## WHAT THE TASK ASKS
Copy out the listing that follows exactly, dropping every picture.

## SUPPLIED RECORDS
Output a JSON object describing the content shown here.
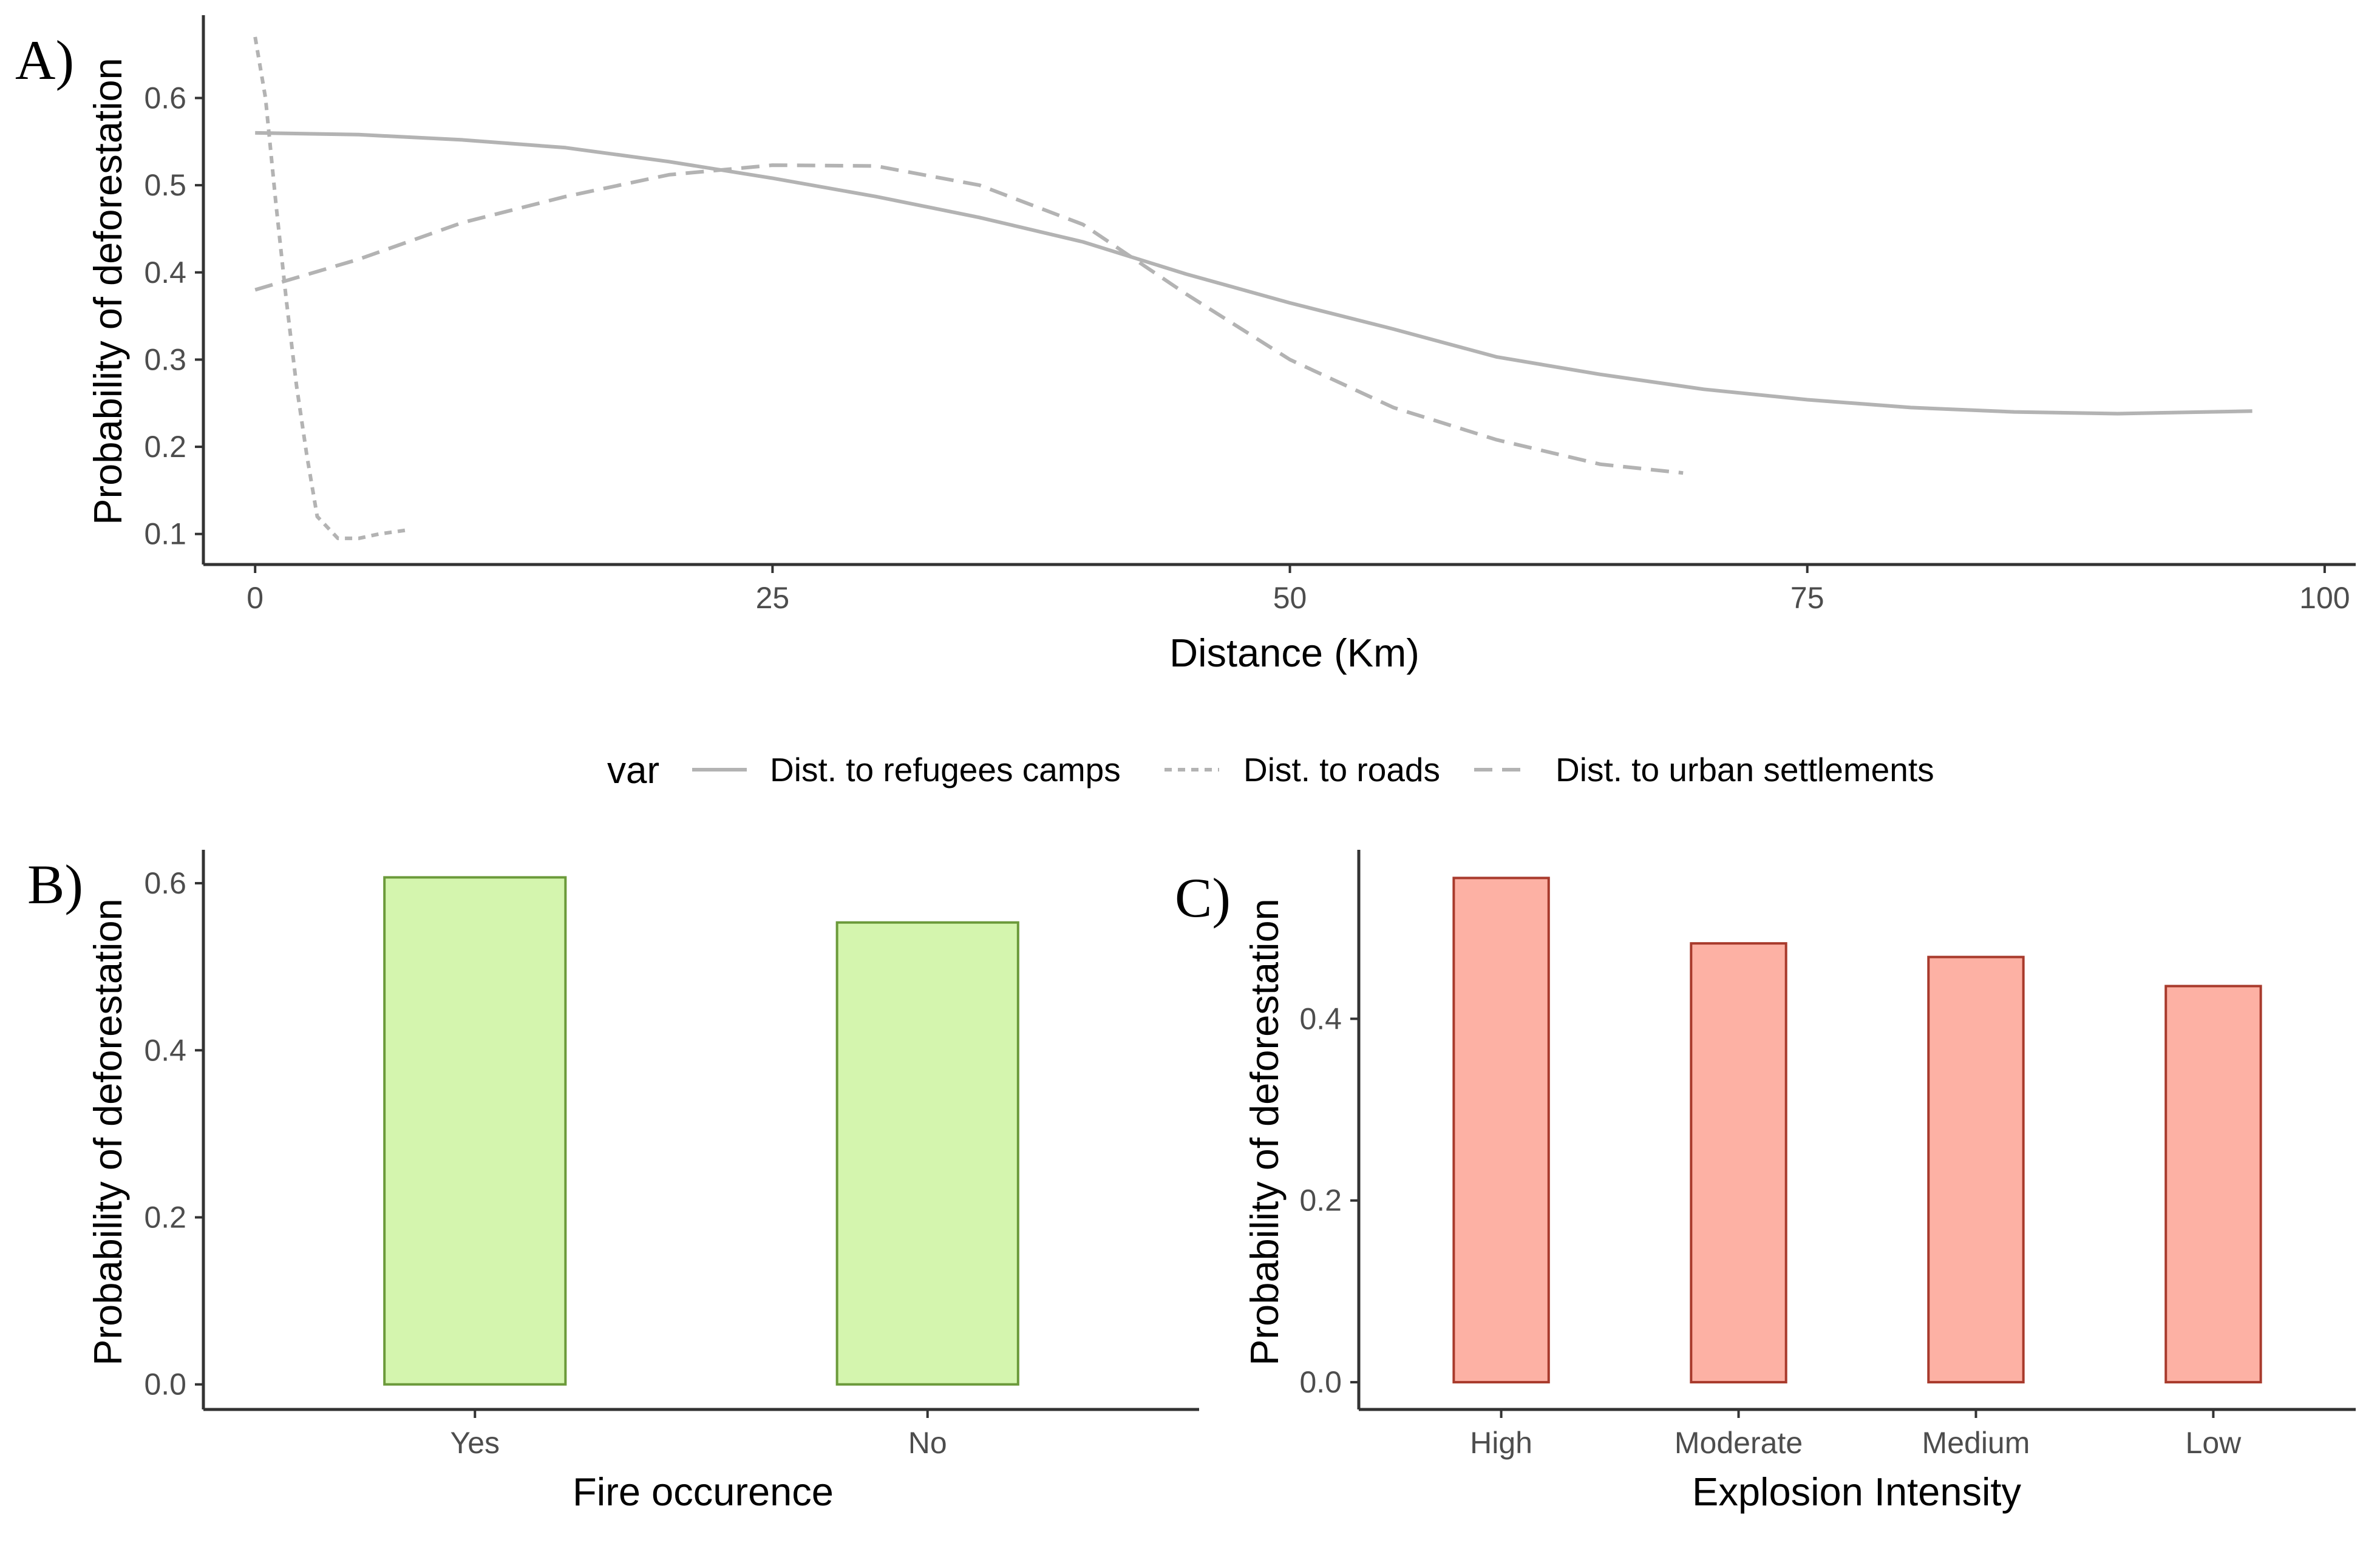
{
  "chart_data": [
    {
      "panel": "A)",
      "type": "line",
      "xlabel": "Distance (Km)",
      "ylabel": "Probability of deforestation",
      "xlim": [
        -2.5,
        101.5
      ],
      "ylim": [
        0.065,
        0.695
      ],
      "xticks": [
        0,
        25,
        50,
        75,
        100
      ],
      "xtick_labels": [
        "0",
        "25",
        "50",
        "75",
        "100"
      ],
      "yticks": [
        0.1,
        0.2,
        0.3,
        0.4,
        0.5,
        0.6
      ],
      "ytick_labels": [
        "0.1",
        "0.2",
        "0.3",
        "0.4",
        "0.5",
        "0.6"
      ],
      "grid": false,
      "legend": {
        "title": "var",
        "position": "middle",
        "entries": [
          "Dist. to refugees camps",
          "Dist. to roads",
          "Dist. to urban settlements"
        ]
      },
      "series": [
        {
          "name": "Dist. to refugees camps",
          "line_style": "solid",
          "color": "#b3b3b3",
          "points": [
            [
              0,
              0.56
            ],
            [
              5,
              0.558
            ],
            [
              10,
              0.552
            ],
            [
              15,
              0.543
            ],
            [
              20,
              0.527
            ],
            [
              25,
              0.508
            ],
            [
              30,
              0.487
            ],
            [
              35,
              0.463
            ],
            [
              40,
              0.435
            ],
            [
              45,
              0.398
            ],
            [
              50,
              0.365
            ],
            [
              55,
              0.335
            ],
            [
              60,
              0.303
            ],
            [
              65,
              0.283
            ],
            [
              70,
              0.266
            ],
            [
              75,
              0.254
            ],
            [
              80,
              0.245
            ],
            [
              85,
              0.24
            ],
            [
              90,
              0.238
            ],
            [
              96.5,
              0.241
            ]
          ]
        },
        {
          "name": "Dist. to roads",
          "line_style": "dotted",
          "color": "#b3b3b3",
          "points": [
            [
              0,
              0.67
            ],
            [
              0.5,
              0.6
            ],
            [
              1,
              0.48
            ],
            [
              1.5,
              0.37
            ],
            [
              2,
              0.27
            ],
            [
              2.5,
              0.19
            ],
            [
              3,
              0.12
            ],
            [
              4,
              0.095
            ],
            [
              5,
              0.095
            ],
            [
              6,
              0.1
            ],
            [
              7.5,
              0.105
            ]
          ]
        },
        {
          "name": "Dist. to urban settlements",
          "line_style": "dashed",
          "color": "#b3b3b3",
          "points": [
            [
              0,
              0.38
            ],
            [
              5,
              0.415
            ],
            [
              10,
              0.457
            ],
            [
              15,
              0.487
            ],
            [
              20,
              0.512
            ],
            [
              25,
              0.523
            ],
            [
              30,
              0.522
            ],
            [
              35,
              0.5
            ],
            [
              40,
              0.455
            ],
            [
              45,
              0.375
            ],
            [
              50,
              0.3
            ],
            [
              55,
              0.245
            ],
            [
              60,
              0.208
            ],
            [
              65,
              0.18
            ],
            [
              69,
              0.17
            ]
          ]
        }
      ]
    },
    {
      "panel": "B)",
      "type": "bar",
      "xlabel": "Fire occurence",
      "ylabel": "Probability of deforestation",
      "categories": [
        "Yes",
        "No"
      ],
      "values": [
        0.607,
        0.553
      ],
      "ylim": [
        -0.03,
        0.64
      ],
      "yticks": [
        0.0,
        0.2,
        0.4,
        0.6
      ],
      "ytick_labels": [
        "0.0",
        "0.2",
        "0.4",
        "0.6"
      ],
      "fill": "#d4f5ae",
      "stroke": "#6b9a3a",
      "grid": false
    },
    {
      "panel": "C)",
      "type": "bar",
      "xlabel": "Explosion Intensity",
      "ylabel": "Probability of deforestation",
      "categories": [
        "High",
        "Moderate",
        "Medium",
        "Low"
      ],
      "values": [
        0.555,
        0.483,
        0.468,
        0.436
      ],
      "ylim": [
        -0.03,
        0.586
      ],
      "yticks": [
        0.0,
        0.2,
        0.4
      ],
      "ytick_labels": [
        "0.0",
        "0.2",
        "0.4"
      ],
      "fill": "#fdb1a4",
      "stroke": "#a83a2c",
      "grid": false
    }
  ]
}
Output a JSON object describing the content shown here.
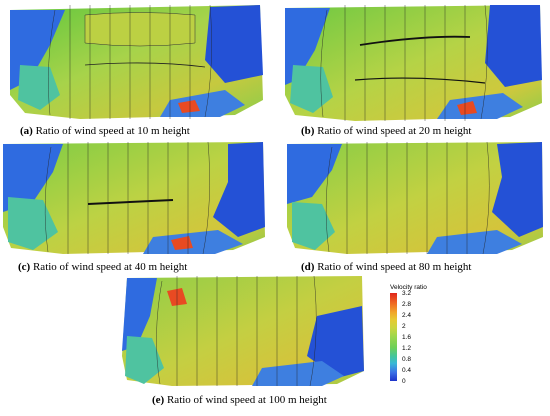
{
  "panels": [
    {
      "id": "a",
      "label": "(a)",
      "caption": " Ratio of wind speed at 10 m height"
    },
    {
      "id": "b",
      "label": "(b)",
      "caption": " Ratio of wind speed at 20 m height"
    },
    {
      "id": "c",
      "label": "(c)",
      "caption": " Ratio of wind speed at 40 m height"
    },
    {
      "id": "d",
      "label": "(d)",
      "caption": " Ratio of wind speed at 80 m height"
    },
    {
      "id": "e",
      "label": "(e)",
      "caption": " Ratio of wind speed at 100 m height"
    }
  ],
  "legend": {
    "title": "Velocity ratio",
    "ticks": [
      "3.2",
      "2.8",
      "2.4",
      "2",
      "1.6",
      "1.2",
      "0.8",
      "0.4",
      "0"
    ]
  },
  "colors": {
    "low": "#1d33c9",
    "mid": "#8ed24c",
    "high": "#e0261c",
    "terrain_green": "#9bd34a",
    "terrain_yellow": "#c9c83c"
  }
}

## CORRECT RESPONSE
Output a JSON object describing the content shown here.
{
  "chart_data": [
    {
      "panel": "A)",
      "type": "line",
      "xlabel": "Distance (Km)",
      "ylabel": "Probability of deforestation",
      "xlim": [
        -2.5,
        101.5
      ],
      "ylim": [
        0.065,
        0.695
      ],
      "xticks": [
        0,
        25,
        50,
        75,
        100
      ],
      "xtick_labels": [
        "0",
        "25",
        "50",
        "75",
        "100"
      ],
      "yticks": [
        0.1,
        0.2,
        0.3,
        0.4,
        0.5,
        0.6
      ],
      "ytick_labels": [
        "0.1",
        "0.2",
        "0.3",
        "0.4",
        "0.5",
        "0.6"
      ],
      "grid": false,
      "legend": {
        "title": "var",
        "position": "middle",
        "entries": [
          "Dist. to refugees camps",
          "Dist. to roads",
          "Dist. to urban settlements"
        ]
      },
      "series": [
        {
          "name": "Dist. to refugees camps",
          "line_style": "solid",
          "color": "#b3b3b3",
          "points": [
            [
              0,
              0.56
            ],
            [
              5,
              0.558
            ],
            [
              10,
              0.552
            ],
            [
              15,
              0.543
            ],
            [
              20,
              0.527
            ],
            [
              25,
              0.508
            ],
            [
              30,
              0.487
            ],
            [
              35,
              0.463
            ],
            [
              40,
              0.435
            ],
            [
              45,
              0.398
            ],
            [
              50,
              0.365
            ],
            [
              55,
              0.335
            ],
            [
              60,
              0.303
            ],
            [
              65,
              0.283
            ],
            [
              70,
              0.266
            ],
            [
              75,
              0.254
            ],
            [
              80,
              0.245
            ],
            [
              85,
              0.24
            ],
            [
              90,
              0.238
            ],
            [
              96.5,
              0.241
            ]
          ]
        },
        {
          "name": "Dist. to roads",
          "line_style": "dotted",
          "color": "#b3b3b3",
          "points": [
            [
              0,
              0.67
            ],
            [
              0.5,
              0.6
            ],
            [
              1,
              0.48
            ],
            [
              1.5,
              0.37
            ],
            [
              2,
              0.27
            ],
            [
              2.5,
              0.19
            ],
            [
              3,
              0.12
            ],
            [
              4,
              0.095
            ],
            [
              5,
              0.095
            ],
            [
              6,
              0.1
            ],
            [
              7.5,
              0.105
            ]
          ]
        },
        {
          "name": "Dist. to urban settlements",
          "line_style": "dashed",
          "color": "#b3b3b3",
          "points": [
            [
              0,
              0.38
            ],
            [
              5,
              0.415
            ],
            [
              10,
              0.457
            ],
            [
              15,
              0.487
            ],
            [
              20,
              0.512
            ],
            [
              25,
              0.523
            ],
            [
              30,
              0.522
            ],
            [
              35,
              0.5
            ],
            [
              40,
              0.455
            ],
            [
              45,
              0.375
            ],
            [
              50,
              0.3
            ],
            [
              55,
              0.245
            ],
            [
              60,
              0.208
            ],
            [
              65,
              0.18
            ],
            [
              69,
              0.17
            ]
          ]
        }
      ]
    },
    {
      "panel": "B)",
      "type": "bar",
      "xlabel": "Fire occurence",
      "ylabel": "Probability of deforestation",
      "categories": [
        "Yes",
        "No"
      ],
      "values": [
        0.607,
        0.553
      ],
      "ylim": [
        -0.03,
        0.64
      ],
      "yticks": [
        0.0,
        0.2,
        0.4,
        0.6
      ],
      "ytick_labels": [
        "0.0",
        "0.2",
        "0.4",
        "0.6"
      ],
      "fill": "#d4f5ae",
      "stroke": "#6b9a3a",
      "grid": false
    },
    {
      "panel": "C)",
      "type": "bar",
      "xlabel": "Explosion Intensity",
      "ylabel": "Probability of deforestation",
      "categories": [
        "High",
        "Moderate",
        "Medium",
        "Low"
      ],
      "values": [
        0.555,
        0.483,
        0.468,
        0.436
      ],
      "ylim": [
        -0.03,
        0.586
      ],
      "yticks": [
        0.0,
        0.2,
        0.4
      ],
      "ytick_labels": [
        "0.0",
        "0.2",
        "0.4"
      ],
      "fill": "#fdb1a4",
      "stroke": "#a83a2c",
      "grid": false
    }
  ]
}
Output a JSON object describing the content shown here.
{
  "panels": [
    {
      "id": "a",
      "label": "(a)",
      "caption": " Ratio of wind speed at 10 m height"
    },
    {
      "id": "b",
      "label": "(b)",
      "caption": " Ratio of wind speed at 20 m height"
    },
    {
      "id": "c",
      "label": "(c)",
      "caption": " Ratio of wind speed at 40 m height"
    },
    {
      "id": "d",
      "label": "(d)",
      "caption": " Ratio of wind speed at 80 m height"
    },
    {
      "id": "e",
      "label": "(e)",
      "caption": " Ratio of wind speed at 100 m height"
    }
  ],
  "legend": {
    "title": "Velocity ratio",
    "ticks": [
      "3.2",
      "2.8",
      "2.4",
      "2",
      "1.6",
      "1.2",
      "0.8",
      "0.4",
      "0"
    ]
  },
  "colors": {
    "low": "#1d33c9",
    "mid": "#8ed24c",
    "high": "#e0261c",
    "terrain_green": "#9bd34a",
    "terrain_yellow": "#c9c83c"
  }
}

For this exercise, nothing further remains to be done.